= Dataset =
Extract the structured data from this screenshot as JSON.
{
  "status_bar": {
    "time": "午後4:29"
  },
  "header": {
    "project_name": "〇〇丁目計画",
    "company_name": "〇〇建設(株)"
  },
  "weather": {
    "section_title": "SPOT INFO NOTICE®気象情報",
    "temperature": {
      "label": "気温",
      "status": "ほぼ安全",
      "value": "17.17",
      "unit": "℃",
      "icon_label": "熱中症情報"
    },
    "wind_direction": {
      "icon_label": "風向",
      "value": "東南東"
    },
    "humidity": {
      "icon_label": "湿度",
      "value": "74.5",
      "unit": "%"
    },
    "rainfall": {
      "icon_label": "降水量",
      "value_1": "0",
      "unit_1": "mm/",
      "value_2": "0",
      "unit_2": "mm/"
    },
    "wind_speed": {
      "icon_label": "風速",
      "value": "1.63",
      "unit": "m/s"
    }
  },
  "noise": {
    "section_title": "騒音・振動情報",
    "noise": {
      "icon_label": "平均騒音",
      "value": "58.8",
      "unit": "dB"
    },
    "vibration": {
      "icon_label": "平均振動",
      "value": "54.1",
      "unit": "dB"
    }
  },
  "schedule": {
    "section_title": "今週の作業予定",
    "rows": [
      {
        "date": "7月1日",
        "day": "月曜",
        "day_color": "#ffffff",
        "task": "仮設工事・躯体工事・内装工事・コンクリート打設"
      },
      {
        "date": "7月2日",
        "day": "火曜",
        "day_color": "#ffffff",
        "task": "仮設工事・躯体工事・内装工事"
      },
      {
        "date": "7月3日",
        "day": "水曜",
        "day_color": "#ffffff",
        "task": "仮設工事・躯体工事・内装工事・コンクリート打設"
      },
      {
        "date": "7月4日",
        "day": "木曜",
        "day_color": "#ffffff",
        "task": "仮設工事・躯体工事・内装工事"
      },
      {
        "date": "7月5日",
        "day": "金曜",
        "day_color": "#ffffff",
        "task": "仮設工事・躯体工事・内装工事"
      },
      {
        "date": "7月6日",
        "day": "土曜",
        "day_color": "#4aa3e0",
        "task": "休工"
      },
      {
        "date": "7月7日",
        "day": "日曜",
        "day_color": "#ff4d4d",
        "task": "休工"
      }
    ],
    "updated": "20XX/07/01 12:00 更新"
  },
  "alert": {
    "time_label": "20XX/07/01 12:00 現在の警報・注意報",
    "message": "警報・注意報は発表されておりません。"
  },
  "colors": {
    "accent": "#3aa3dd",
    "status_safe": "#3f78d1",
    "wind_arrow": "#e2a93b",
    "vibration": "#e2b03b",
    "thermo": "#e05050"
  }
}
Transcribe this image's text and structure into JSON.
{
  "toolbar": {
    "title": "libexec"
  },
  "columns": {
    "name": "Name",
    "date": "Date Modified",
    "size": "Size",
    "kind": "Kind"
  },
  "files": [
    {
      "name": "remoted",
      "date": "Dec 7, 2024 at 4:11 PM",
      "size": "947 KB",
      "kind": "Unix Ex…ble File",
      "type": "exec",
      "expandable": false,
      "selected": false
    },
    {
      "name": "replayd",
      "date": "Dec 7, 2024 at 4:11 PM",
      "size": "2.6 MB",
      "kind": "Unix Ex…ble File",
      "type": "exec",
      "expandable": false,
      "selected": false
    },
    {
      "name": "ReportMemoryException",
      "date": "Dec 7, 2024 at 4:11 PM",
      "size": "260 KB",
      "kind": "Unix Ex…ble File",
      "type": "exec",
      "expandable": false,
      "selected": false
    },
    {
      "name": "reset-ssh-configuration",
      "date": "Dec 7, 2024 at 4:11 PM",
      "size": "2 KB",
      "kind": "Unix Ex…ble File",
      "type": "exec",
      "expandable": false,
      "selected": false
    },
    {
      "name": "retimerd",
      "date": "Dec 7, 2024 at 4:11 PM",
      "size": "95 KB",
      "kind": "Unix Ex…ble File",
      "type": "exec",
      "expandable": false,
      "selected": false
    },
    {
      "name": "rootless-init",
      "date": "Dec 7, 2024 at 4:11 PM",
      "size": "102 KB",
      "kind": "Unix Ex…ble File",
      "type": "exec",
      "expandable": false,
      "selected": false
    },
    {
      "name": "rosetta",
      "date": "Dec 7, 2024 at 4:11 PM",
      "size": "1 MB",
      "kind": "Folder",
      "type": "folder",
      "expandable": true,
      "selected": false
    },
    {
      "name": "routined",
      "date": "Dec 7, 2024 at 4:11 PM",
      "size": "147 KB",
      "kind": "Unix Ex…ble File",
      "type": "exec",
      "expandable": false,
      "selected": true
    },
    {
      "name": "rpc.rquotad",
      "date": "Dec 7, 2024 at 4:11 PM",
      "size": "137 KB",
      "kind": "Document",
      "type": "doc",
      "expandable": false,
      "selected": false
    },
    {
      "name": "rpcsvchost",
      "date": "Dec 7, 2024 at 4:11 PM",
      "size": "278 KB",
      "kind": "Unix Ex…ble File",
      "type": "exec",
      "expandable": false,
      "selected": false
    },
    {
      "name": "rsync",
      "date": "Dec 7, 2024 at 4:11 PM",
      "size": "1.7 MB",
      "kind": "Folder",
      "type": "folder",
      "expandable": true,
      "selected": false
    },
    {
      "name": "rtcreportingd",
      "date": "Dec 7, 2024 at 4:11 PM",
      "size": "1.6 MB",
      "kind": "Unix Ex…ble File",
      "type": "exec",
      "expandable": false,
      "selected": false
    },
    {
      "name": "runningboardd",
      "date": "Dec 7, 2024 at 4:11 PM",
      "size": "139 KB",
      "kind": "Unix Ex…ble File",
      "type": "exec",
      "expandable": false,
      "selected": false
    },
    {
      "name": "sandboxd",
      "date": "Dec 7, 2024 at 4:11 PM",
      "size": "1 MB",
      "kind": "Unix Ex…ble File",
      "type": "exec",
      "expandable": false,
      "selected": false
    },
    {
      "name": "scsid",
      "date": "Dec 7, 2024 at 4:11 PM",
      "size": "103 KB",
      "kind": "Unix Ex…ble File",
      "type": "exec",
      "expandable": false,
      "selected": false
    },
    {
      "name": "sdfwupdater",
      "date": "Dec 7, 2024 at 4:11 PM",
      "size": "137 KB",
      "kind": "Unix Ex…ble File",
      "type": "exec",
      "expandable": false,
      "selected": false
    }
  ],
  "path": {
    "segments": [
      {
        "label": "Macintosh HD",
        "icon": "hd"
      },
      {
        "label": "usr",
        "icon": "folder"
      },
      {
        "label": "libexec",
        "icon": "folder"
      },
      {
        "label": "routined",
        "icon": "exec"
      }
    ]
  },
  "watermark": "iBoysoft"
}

= Direction =
Give back the data above exactly as it appears.

= Exercise result =
Extract the structured data from this screenshot as JSON.
{
  "status_bar": {
    "time": "午後4:29"
  },
  "header": {
    "project_name": "〇〇丁目計画",
    "company_name": "〇〇建設(株)"
  },
  "weather": {
    "section_title": "SPOT INFO NOTICE®気象情報",
    "temperature": {
      "label": "気温",
      "status": "ほぼ安全",
      "value": "17.17",
      "unit": "℃",
      "icon_label": "熱中症情報"
    },
    "wind_direction": {
      "icon_label": "風向",
      "value": "東南東"
    },
    "humidity": {
      "icon_label": "湿度",
      "value": "74.5",
      "unit": "%"
    },
    "rainfall": {
      "icon_label": "降水量",
      "value_1": "0",
      "unit_1": "mm/",
      "value_2": "0",
      "unit_2": "mm/"
    },
    "wind_speed": {
      "icon_label": "風速",
      "value": "1.63",
      "unit": "m/s"
    }
  },
  "noise": {
    "section_title": "騒音・振動情報",
    "noise": {
      "icon_label": "平均騒音",
      "value": "58.8",
      "unit": "dB"
    },
    "vibration": {
      "icon_label": "平均振動",
      "value": "54.1",
      "unit": "dB"
    }
  },
  "schedule": {
    "section_title": "今週の作業予定",
    "rows": [
      {
        "date": "7月1日",
        "day": "月曜",
        "day_color": "#ffffff",
        "task": "仮設工事・躯体工事・内装工事・コンクリート打設"
      },
      {
        "date": "7月2日",
        "day": "火曜",
        "day_color": "#ffffff",
        "task": "仮設工事・躯体工事・内装工事"
      },
      {
        "date": "7月3日",
        "day": "水曜",
        "day_color": "#ffffff",
        "task": "仮設工事・躯体工事・内装工事・コンクリート打設"
      },
      {
        "date": "7月4日",
        "day": "木曜",
        "day_color": "#ffffff",
        "task": "仮設工事・躯体工事・内装工事"
      },
      {
        "date": "7月5日",
        "day": "金曜",
        "day_color": "#ffffff",
        "task": "仮設工事・躯体工事・内装工事"
      },
      {
        "date": "7月6日",
        "day": "土曜",
        "day_color": "#4aa3e0",
        "task": "休工"
      },
      {
        "date": "7月7日",
        "day": "日曜",
        "day_color": "#ff4d4d",
        "task": "休工"
      }
    ],
    "updated": "20XX/07/01 12:00 更新"
  },
  "alert": {
    "time_label": "20XX/07/01 12:00 現在の警報・注意報",
    "message": "警報・注意報は発表されておりません。"
  },
  "colors": {
    "accent": "#3aa3dd",
    "status_safe": "#3f78d1",
    "wind_arrow": "#e2a93b",
    "vibration": "#e2b03b",
    "thermo": "#e05050"
  }
}
Transcribe this image's text and structure into JSON.
{
  "toolbar": {
    "title": "libexec"
  },
  "columns": {
    "name": "Name",
    "date": "Date Modified",
    "size": "Size",
    "kind": "Kind"
  },
  "files": [
    {
      "name": "remoted",
      "date": "Dec 7, 2024 at 4:11 PM",
      "size": "947 KB",
      "kind": "Unix Ex…ble File",
      "type": "exec",
      "expandable": false,
      "selected": false
    },
    {
      "name": "replayd",
      "date": "Dec 7, 2024 at 4:11 PM",
      "size": "2.6 MB",
      "kind": "Unix Ex…ble File",
      "type": "exec",
      "expandable": false,
      "selected": false
    },
    {
      "name": "ReportMemoryException",
      "date": "Dec 7, 2024 at 4:11 PM",
      "size": "260 KB",
      "kind": "Unix Ex…ble File",
      "type": "exec",
      "expandable": false,
      "selected": false
    },
    {
      "name": "reset-ssh-configuration",
      "date": "Dec 7, 2024 at 4:11 PM",
      "size": "2 KB",
      "kind": "Unix Ex…ble File",
      "type": "exec",
      "expandable": false,
      "selected": false
    },
    {
      "name": "retimerd",
      "date": "Dec 7, 2024 at 4:11 PM",
      "size": "95 KB",
      "kind": "Unix Ex…ble File",
      "type": "exec",
      "expandable": false,
      "selected": false
    },
    {
      "name": "rootless-init",
      "date": "Dec 7, 2024 at 4:11 PM",
      "size": "102 KB",
      "kind": "Unix Ex…ble File",
      "type": "exec",
      "expandable": false,
      "selected": false
    },
    {
      "name": "rosetta",
      "date": "Dec 7, 2024 at 4:11 PM",
      "size": "1 MB",
      "kind": "Folder",
      "type": "folder",
      "expandable": true,
      "selected": false
    },
    {
      "name": "routined",
      "date": "Dec 7, 2024 at 4:11 PM",
      "size": "147 KB",
      "kind": "Unix Ex…ble File",
      "type": "exec",
      "expandable": false,
      "selected": true
    },
    {
      "name": "rpc.rquotad",
      "date": "Dec 7, 2024 at 4:11 PM",
      "size": "137 KB",
      "kind": "Document",
      "type": "doc",
      "expandable": false,
      "selected": false
    },
    {
      "name": "rpcsvchost",
      "date": "Dec 7, 2024 at 4:11 PM",
      "size": "278 KB",
      "kind": "Unix Ex…ble File",
      "type": "exec",
      "expandable": false,
      "selected": false
    },
    {
      "name": "rsync",
      "date": "Dec 7, 2024 at 4:11 PM",
      "size": "1.7 MB",
      "kind": "Folder",
      "type": "folder",
      "expandable": true,
      "selected": false
    },
    {
      "name": "rtcreportingd",
      "date": "Dec 7, 2024 at 4:11 PM",
      "size": "1.6 MB",
      "kind": "Unix Ex…ble File",
      "type": "exec",
      "expandable": false,
      "selected": false
    },
    {
      "name": "runningboardd",
      "date": "Dec 7, 2024 at 4:11 PM",
      "size": "139 KB",
      "kind": "Unix Ex…ble File",
      "type": "exec",
      "expandable": false,
      "selected": false
    },
    {
      "name": "sandboxd",
      "date": "Dec 7, 2024 at 4:11 PM",
      "size": "1 MB",
      "kind": "Unix Ex…ble File",
      "type": "exec",
      "expandable": false,
      "selected": false
    },
    {
      "name": "scsid",
      "date": "Dec 7, 2024 at 4:11 PM",
      "size": "103 KB",
      "kind": "Unix Ex…ble File",
      "type": "exec",
      "expandable": false,
      "selected": false
    },
    {
      "name": "sdfwupdater",
      "date": "Dec 7, 2024 at 4:11 PM",
      "size": "137 KB",
      "kind": "Unix Ex…ble File",
      "type": "exec",
      "expandable": false,
      "selected": false
    }
  ],
  "path": {
    "segments": [
      {
        "label": "Macintosh HD",
        "icon": "hd"
      },
      {
        "label": "usr",
        "icon": "folder"
      },
      {
        "label": "libexec",
        "icon": "folder"
      },
      {
        "label": "routined",
        "icon": "exec"
      }
    ]
  },
  "watermark": "iBoysoft"
}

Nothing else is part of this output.